___ Raw records ___

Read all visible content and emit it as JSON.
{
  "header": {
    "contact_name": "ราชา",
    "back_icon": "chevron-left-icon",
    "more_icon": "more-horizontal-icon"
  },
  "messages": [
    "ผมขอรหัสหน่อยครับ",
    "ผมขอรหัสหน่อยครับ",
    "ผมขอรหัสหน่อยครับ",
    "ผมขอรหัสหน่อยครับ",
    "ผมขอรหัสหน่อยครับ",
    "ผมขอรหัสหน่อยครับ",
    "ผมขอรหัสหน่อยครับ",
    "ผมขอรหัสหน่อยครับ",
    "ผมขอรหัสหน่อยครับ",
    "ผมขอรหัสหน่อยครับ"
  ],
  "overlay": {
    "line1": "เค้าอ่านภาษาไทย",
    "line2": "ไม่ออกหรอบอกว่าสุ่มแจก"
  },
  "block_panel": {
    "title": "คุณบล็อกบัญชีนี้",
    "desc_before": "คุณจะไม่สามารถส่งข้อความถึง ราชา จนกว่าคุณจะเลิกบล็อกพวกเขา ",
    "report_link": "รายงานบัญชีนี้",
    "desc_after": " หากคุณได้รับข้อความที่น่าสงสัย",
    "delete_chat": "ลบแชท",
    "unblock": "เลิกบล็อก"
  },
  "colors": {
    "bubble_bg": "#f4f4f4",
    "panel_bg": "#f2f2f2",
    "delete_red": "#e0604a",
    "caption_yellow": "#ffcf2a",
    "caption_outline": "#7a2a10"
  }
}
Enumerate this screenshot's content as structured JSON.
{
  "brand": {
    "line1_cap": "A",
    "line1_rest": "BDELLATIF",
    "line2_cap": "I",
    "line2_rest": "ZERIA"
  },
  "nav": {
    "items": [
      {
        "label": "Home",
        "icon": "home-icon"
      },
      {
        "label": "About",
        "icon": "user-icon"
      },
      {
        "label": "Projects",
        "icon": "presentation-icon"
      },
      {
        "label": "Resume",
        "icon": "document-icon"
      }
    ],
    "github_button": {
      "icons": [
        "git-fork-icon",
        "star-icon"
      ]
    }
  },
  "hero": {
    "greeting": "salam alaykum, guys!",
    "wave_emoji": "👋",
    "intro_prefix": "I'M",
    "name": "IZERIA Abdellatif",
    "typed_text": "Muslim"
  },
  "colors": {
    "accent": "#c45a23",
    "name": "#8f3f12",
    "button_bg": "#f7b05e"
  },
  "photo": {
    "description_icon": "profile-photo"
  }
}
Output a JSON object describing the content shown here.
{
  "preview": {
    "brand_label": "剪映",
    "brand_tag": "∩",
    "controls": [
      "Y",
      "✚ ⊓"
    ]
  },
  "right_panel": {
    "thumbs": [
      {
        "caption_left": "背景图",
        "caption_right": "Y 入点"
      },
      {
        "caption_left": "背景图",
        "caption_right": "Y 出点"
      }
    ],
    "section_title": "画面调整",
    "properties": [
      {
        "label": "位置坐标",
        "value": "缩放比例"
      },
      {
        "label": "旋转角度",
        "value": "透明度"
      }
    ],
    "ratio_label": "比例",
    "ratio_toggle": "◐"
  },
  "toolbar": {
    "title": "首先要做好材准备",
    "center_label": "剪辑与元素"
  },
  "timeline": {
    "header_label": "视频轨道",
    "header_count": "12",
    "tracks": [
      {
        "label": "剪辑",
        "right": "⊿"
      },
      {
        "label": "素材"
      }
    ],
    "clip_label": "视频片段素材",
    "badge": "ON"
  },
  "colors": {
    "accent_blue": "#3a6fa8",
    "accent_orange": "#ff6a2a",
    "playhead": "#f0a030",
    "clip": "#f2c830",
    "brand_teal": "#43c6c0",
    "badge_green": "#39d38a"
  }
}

___

Your task is to write out the lines from the one with "Enumerate this screenshot's" through the end of the records, exactly and with nothing added.

Enumerate this screenshot's content as structured JSON.
{
  "brand": {
    "line1_cap": "A",
    "line1_rest": "BDELLATIF",
    "line2_cap": "I",
    "line2_rest": "ZERIA"
  },
  "nav": {
    "items": [
      {
        "label": "Home",
        "icon": "home-icon"
      },
      {
        "label": "About",
        "icon": "user-icon"
      },
      {
        "label": "Projects",
        "icon": "presentation-icon"
      },
      {
        "label": "Resume",
        "icon": "document-icon"
      }
    ],
    "github_button": {
      "icons": [
        "git-fork-icon",
        "star-icon"
      ]
    }
  },
  "hero": {
    "greeting": "salam alaykum, guys!",
    "wave_emoji": "👋",
    "intro_prefix": "I'M",
    "name": "IZERIA Abdellatif",
    "typed_text": "Muslim"
  },
  "colors": {
    "accent": "#c45a23",
    "name": "#8f3f12",
    "button_bg": "#f7b05e"
  },
  "photo": {
    "description_icon": "profile-photo"
  }
}
Output a JSON object describing the content shown here.
{
  "preview": {
    "brand_label": "剪映",
    "brand_tag": "∩",
    "controls": [
      "Y",
      "✚ ⊓"
    ]
  },
  "right_panel": {
    "thumbs": [
      {
        "caption_left": "背景图",
        "caption_right": "Y 入点"
      },
      {
        "caption_left": "背景图",
        "caption_right": "Y 出点"
      }
    ],
    "section_title": "画面调整",
    "properties": [
      {
        "label": "位置坐标",
        "value": "缩放比例"
      },
      {
        "label": "旋转角度",
        "value": "透明度"
      }
    ],
    "ratio_label": "比例",
    "ratio_toggle": "◐"
  },
  "toolbar": {
    "title": "首先要做好材准备",
    "center_label": "剪辑与元素"
  },
  "timeline": {
    "header_label": "视频轨道",
    "header_count": "12",
    "tracks": [
      {
        "label": "剪辑",
        "right": "⊿"
      },
      {
        "label": "素材"
      }
    ],
    "clip_label": "视频片段素材",
    "badge": "ON"
  },
  "colors": {
    "accent_blue": "#3a6fa8",
    "accent_orange": "#ff6a2a",
    "playhead": "#f0a030",
    "clip": "#f2c830",
    "brand_teal": "#43c6c0",
    "badge_green": "#39d38a"
  }
}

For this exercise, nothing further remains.